**REQUIREMENTS:** Could you print all the entries exactly?

**Figure collection entries:**
• • • •

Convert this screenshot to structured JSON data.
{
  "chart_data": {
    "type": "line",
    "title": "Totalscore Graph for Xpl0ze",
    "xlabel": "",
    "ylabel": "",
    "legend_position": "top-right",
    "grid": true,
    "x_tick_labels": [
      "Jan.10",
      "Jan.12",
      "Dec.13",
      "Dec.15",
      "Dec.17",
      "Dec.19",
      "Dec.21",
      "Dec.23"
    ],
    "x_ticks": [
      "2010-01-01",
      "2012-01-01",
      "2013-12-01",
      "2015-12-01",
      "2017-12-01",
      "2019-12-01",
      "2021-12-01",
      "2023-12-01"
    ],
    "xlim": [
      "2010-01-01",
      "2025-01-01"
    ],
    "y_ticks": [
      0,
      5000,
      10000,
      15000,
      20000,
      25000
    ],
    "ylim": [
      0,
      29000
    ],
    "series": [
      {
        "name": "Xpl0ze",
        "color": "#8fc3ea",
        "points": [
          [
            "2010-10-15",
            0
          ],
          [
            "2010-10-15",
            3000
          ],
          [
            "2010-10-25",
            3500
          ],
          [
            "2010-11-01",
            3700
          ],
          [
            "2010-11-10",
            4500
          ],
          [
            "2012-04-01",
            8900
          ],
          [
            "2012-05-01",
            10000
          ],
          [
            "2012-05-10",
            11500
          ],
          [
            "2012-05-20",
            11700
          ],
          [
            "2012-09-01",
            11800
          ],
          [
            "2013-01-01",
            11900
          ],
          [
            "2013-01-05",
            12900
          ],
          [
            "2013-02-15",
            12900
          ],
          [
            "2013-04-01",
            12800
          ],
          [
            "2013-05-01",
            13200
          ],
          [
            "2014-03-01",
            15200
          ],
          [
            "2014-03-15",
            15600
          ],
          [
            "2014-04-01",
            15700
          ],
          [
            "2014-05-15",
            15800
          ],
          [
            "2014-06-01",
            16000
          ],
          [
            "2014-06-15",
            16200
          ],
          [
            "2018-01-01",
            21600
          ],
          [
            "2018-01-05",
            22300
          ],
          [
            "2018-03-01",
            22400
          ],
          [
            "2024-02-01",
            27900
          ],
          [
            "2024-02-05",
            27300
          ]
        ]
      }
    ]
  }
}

• • • •

**TASK RESULT:**
Convert this screenshot to structured JSON data.
{
  "chart_data": {
    "type": "line",
    "title": "Totalscore Graph for Xpl0ze",
    "xlabel": "",
    "ylabel": "",
    "legend_position": "top-right",
    "grid": true,
    "x_tick_labels": [
      "Jan.10",
      "Jan.12",
      "Dec.13",
      "Dec.15",
      "Dec.17",
      "Dec.19",
      "Dec.21",
      "Dec.23"
    ],
    "x_ticks": [
      "2010-01-01",
      "2012-01-01",
      "2013-12-01",
      "2015-12-01",
      "2017-12-01",
      "2019-12-01",
      "2021-12-01",
      "2023-12-01"
    ],
    "xlim": [
      "2010-01-01",
      "2025-01-01"
    ],
    "y_ticks": [
      0,
      5000,
      10000,
      15000,
      20000,
      25000
    ],
    "ylim": [
      0,
      29000
    ],
    "series": [
      {
        "name": "Xpl0ze",
        "color": "#8fc3ea",
        "points": [
          [
            "2010-10-15",
            0
          ],
          [
            "2010-10-15",
            3000
          ],
          [
            "2010-10-25",
            3500
          ],
          [
            "2010-11-01",
            3700
          ],
          [
            "2010-11-10",
            4500
          ],
          [
            "2012-04-01",
            8900
          ],
          [
            "2012-05-01",
            10000
          ],
          [
            "2012-05-10",
            11500
          ],
          [
            "2012-05-20",
            11700
          ],
          [
            "2012-09-01",
            11800
          ],
          [
            "2013-01-01",
            11900
          ],
          [
            "2013-01-05",
            12900
          ],
          [
            "2013-02-15",
            12900
          ],
          [
            "2013-04-01",
            12800
          ],
          [
            "2013-05-01",
            13200
          ],
          [
            "2014-03-01",
            15200
          ],
          [
            "2014-03-15",
            15600
          ],
          [
            "2014-04-01",
            15700
          ],
          [
            "2014-05-15",
            15800
          ],
          [
            "2014-06-01",
            16000
          ],
          [
            "2014-06-15",
            16200
          ],
          [
            "2018-01-01",
            21600
          ],
          [
            "2018-01-05",
            22300
          ],
          [
            "2018-03-01",
            22400
          ],
          [
            "2024-02-01",
            27900
          ],
          [
            "2024-02-05",
            27300
          ]
        ]
      }
    ]
  }
}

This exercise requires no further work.